Stored records:
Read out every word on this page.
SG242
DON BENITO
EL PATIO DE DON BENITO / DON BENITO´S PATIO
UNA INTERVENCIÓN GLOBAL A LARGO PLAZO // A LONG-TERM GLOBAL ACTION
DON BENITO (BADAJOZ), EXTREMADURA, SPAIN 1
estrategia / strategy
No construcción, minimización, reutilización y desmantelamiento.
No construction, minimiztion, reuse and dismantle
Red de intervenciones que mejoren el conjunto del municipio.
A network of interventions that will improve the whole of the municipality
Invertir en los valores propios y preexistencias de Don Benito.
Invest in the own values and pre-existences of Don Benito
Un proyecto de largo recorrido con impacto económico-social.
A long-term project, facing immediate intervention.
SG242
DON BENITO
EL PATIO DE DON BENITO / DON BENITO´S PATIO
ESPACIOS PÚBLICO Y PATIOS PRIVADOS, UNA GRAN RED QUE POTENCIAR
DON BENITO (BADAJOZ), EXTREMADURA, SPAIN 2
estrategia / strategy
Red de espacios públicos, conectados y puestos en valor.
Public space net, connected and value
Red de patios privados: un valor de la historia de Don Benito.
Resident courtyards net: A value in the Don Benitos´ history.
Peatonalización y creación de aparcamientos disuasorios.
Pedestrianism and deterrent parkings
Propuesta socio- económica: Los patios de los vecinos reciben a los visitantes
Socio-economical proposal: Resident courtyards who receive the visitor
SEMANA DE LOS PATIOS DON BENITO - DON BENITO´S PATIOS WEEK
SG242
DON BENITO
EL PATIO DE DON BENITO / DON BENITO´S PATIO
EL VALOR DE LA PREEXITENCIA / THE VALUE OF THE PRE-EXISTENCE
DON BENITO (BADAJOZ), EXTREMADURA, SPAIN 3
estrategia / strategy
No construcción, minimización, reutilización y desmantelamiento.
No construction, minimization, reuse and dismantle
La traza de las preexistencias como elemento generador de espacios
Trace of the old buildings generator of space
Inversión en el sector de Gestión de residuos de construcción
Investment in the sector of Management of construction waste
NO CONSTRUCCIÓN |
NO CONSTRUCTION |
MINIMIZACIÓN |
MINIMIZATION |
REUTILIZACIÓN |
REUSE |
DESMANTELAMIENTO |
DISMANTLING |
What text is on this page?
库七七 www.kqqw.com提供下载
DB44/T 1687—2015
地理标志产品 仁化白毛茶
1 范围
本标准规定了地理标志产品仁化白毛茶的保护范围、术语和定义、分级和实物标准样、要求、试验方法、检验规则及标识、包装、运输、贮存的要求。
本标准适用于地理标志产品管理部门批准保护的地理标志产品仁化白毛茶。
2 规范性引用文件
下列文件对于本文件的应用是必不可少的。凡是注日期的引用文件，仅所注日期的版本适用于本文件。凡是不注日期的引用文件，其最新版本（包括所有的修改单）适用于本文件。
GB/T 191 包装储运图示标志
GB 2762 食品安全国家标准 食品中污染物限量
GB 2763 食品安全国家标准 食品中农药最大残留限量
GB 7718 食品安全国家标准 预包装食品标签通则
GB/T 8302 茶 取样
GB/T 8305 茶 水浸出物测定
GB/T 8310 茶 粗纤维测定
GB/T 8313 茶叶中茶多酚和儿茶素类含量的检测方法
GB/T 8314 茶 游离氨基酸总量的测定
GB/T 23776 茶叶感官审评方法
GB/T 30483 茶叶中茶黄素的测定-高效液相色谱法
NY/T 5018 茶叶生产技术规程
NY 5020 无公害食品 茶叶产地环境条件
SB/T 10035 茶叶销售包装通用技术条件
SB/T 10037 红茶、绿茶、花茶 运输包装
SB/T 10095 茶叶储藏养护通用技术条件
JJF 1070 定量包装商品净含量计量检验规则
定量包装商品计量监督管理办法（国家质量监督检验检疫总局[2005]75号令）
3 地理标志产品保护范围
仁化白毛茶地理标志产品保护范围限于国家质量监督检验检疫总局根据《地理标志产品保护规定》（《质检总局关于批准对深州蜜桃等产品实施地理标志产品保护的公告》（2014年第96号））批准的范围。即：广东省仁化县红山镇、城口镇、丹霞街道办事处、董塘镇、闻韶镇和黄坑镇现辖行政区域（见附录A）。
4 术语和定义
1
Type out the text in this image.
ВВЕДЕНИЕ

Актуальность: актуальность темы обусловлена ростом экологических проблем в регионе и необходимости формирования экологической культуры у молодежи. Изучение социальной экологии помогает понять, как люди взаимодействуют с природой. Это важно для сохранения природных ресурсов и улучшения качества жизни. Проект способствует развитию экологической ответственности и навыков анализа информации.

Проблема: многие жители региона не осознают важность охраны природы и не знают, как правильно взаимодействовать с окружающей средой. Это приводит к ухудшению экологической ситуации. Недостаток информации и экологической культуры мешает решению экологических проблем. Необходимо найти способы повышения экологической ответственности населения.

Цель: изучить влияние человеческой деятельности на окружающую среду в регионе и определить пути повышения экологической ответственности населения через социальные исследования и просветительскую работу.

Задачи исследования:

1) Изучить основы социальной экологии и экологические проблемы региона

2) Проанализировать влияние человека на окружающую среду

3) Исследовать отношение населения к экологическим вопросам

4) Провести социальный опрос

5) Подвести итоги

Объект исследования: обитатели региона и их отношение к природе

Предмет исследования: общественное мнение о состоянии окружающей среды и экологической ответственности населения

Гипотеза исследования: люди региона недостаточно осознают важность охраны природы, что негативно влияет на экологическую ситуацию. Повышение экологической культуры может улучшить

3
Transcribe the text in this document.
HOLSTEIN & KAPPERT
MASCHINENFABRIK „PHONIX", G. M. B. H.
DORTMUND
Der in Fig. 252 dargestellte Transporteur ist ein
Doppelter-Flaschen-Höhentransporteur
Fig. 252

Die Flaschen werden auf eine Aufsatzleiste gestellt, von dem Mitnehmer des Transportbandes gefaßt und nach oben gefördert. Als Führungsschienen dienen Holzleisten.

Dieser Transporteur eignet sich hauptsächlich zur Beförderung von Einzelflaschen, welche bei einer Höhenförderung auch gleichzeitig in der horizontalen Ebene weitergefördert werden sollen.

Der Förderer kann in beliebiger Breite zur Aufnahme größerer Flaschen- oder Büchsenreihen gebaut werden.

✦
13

Given request: List the lines of the entries that include "this".

Task solution:
Read out every word on this page.
What text is on this page?
Type out the text in this image.
Transcribe the text in this document.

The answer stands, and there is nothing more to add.